◆ Instruction: Restate the whole listing exactly.

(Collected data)
━━━━━━━━━━━━━━━━━━━━━━━━━━━━━━
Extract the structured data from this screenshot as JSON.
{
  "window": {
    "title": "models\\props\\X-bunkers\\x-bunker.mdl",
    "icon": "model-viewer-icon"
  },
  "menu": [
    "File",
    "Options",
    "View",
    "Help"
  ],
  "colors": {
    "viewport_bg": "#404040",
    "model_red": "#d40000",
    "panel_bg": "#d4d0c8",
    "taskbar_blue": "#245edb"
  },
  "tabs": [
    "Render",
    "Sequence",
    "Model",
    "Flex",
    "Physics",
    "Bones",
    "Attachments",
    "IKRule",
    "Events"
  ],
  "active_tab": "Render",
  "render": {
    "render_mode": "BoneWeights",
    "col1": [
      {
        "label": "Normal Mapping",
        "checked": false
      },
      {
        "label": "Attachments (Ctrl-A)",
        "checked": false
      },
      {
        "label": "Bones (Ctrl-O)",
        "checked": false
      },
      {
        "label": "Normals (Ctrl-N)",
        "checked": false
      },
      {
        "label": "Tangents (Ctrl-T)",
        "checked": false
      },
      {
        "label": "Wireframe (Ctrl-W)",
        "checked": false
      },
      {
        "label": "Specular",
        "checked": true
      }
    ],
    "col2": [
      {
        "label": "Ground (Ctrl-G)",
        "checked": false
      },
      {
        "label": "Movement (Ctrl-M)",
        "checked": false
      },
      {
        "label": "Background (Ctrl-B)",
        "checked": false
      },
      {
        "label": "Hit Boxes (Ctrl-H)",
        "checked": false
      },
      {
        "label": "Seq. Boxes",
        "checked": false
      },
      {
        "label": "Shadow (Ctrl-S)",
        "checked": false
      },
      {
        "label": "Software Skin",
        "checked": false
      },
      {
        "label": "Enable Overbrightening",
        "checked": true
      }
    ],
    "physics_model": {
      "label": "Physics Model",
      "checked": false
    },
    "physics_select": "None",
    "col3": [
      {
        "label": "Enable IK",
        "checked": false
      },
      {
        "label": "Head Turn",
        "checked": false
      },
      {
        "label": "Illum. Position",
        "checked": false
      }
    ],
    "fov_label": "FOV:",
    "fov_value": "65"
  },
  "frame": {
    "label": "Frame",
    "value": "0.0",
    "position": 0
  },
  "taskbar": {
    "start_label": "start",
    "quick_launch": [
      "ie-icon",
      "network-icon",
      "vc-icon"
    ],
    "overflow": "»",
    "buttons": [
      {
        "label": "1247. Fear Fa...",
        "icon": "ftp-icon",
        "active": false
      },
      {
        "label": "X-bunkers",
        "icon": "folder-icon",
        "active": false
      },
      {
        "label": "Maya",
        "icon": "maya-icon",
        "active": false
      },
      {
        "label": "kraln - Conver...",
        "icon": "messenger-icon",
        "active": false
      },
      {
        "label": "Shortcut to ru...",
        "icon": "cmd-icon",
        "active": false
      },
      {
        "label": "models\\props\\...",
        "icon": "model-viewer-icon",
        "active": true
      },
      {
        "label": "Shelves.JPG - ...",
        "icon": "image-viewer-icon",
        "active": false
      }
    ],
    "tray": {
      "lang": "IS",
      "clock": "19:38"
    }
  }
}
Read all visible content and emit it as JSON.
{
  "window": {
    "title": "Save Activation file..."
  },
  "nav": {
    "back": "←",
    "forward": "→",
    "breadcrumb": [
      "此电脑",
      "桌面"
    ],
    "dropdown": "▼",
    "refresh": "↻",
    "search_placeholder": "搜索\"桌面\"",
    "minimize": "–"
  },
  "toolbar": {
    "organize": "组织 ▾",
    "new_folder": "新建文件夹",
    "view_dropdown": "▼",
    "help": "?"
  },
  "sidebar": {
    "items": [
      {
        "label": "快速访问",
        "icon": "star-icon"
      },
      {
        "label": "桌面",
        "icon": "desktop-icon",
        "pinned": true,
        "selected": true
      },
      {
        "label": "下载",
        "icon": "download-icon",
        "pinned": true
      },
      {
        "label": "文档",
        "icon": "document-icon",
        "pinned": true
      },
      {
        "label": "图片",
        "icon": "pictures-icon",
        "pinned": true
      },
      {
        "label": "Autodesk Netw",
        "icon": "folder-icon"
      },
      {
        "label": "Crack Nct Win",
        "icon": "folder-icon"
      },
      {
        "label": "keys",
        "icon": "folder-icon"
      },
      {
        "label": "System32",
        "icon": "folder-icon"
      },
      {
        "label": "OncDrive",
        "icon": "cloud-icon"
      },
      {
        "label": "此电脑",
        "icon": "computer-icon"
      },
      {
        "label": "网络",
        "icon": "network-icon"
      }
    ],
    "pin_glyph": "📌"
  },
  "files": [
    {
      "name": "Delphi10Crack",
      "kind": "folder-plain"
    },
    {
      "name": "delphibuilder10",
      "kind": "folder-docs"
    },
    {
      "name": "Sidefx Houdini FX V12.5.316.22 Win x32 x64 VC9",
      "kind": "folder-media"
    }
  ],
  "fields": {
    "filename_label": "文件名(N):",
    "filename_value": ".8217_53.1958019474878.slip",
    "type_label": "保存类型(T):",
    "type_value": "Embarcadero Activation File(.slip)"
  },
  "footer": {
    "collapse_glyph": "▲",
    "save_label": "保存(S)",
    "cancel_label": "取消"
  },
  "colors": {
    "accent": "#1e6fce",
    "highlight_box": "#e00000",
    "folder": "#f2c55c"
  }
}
━━━━━━━━━━━━━━━━━━━━━━━━━━━━━━
◆ Solution for this task:
Extract the structured data from this screenshot as JSON.
{
  "window": {
    "title": "models\\props\\X-bunkers\\x-bunker.mdl",
    "icon": "model-viewer-icon"
  },
  "menu": [
    "File",
    "Options",
    "View",
    "Help"
  ],
  "colors": {
    "viewport_bg": "#404040",
    "model_red": "#d40000",
    "panel_bg": "#d4d0c8",
    "taskbar_blue": "#245edb"
  },
  "tabs": [
    "Render",
    "Sequence",
    "Model",
    "Flex",
    "Physics",
    "Bones",
    "Attachments",
    "IKRule",
    "Events"
  ],
  "active_tab": "Render",
  "render": {
    "render_mode": "BoneWeights",
    "col1": [
      {
        "label": "Normal Mapping",
        "checked": false
      },
      {
        "label": "Attachments (Ctrl-A)",
        "checked": false
      },
      {
        "label": "Bones (Ctrl-O)",
        "checked": false
      },
      {
        "label": "Normals (Ctrl-N)",
        "checked": false
      },
      {
        "label": "Tangents (Ctrl-T)",
        "checked": false
      },
      {
        "label": "Wireframe (Ctrl-W)",
        "checked": false
      },
      {
        "label": "Specular",
        "checked": true
      }
    ],
    "col2": [
      {
        "label": "Ground (Ctrl-G)",
        "checked": false
      },
      {
        "label": "Movement (Ctrl-M)",
        "checked": false
      },
      {
        "label": "Background (Ctrl-B)",
        "checked": false
      },
      {
        "label": "Hit Boxes (Ctrl-H)",
        "checked": false
      },
      {
        "label": "Seq. Boxes",
        "checked": false
      },
      {
        "label": "Shadow (Ctrl-S)",
        "checked": false
      },
      {
        "label": "Software Skin",
        "checked": false
      },
      {
        "label": "Enable Overbrightening",
        "checked": true
      }
    ],
    "physics_model": {
      "label": "Physics Model",
      "checked": false
    },
    "physics_select": "None",
    "col3": [
      {
        "label": "Enable IK",
        "checked": false
      },
      {
        "label": "Head Turn",
        "checked": false
      },
      {
        "label": "Illum. Position",
        "checked": false
      }
    ],
    "fov_label": "FOV:",
    "fov_value": "65"
  },
  "frame": {
    "label": "Frame",
    "value": "0.0",
    "position": 0
  },
  "taskbar": {
    "start_label": "start",
    "quick_launch": [
      "ie-icon",
      "network-icon",
      "vc-icon"
    ],
    "overflow": "»",
    "buttons": [
      {
        "label": "1247. Fear Fa...",
        "icon": "ftp-icon",
        "active": false
      },
      {
        "label": "X-bunkers",
        "icon": "folder-icon",
        "active": false
      },
      {
        "label": "Maya",
        "icon": "maya-icon",
        "active": false
      },
      {
        "label": "kraln - Conver...",
        "icon": "messenger-icon",
        "active": false
      },
      {
        "label": "Shortcut to ru...",
        "icon": "cmd-icon",
        "active": false
      },
      {
        "label": "models\\props\\...",
        "icon": "model-viewer-icon",
        "active": true
      },
      {
        "label": "Shelves.JPG - ...",
        "icon": "image-viewer-icon",
        "active": false
      }
    ],
    "tray": {
      "lang": "IS",
      "clock": "19:38"
    }
  }
}
Read all visible content and emit it as JSON.
{
  "window": {
    "title": "Save Activation file..."
  },
  "nav": {
    "back": "←",
    "forward": "→",
    "breadcrumb": [
      "此电脑",
      "桌面"
    ],
    "dropdown": "▼",
    "refresh": "↻",
    "search_placeholder": "搜索\"桌面\"",
    "minimize": "–"
  },
  "toolbar": {
    "organize": "组织 ▾",
    "new_folder": "新建文件夹",
    "view_dropdown": "▼",
    "help": "?"
  },
  "sidebar": {
    "items": [
      {
        "label": "快速访问",
        "icon": "star-icon"
      },
      {
        "label": "桌面",
        "icon": "desktop-icon",
        "pinned": true,
        "selected": true
      },
      {
        "label": "下载",
        "icon": "download-icon",
        "pinned": true
      },
      {
        "label": "文档",
        "icon": "document-icon",
        "pinned": true
      },
      {
        "label": "图片",
        "icon": "pictures-icon",
        "pinned": true
      },
      {
        "label": "Autodesk Netw",
        "icon": "folder-icon"
      },
      {
        "label": "Crack Nct Win",
        "icon": "folder-icon"
      },
      {
        "label": "keys",
        "icon": "folder-icon"
      },
      {
        "label": "System32",
        "icon": "folder-icon"
      },
      {
        "label": "OncDrive",
        "icon": "cloud-icon"
      },
      {
        "label": "此电脑",
        "icon": "computer-icon"
      },
      {
        "label": "网络",
        "icon": "network-icon"
      }
    ],
    "pin_glyph": "📌"
  },
  "files": [
    {
      "name": "Delphi10Crack",
      "kind": "folder-plain"
    },
    {
      "name": "delphibuilder10",
      "kind": "folder-docs"
    },
    {
      "name": "Sidefx Houdini FX V12.5.316.22 Win x32 x64 VC9",
      "kind": "folder-media"
    }
  ],
  "fields": {
    "filename_label": "文件名(N):",
    "filename_value": ".8217_53.1958019474878.slip",
    "type_label": "保存类型(T):",
    "type_value": "Embarcadero Activation File(.slip)"
  },
  "footer": {
    "collapse_glyph": "▲",
    "save_label": "保存(S)",
    "cancel_label": "取消"
  },
  "colors": {
    "accent": "#1e6fce",
    "highlight_box": "#e00000",
    "folder": "#f2c55c"
  }
}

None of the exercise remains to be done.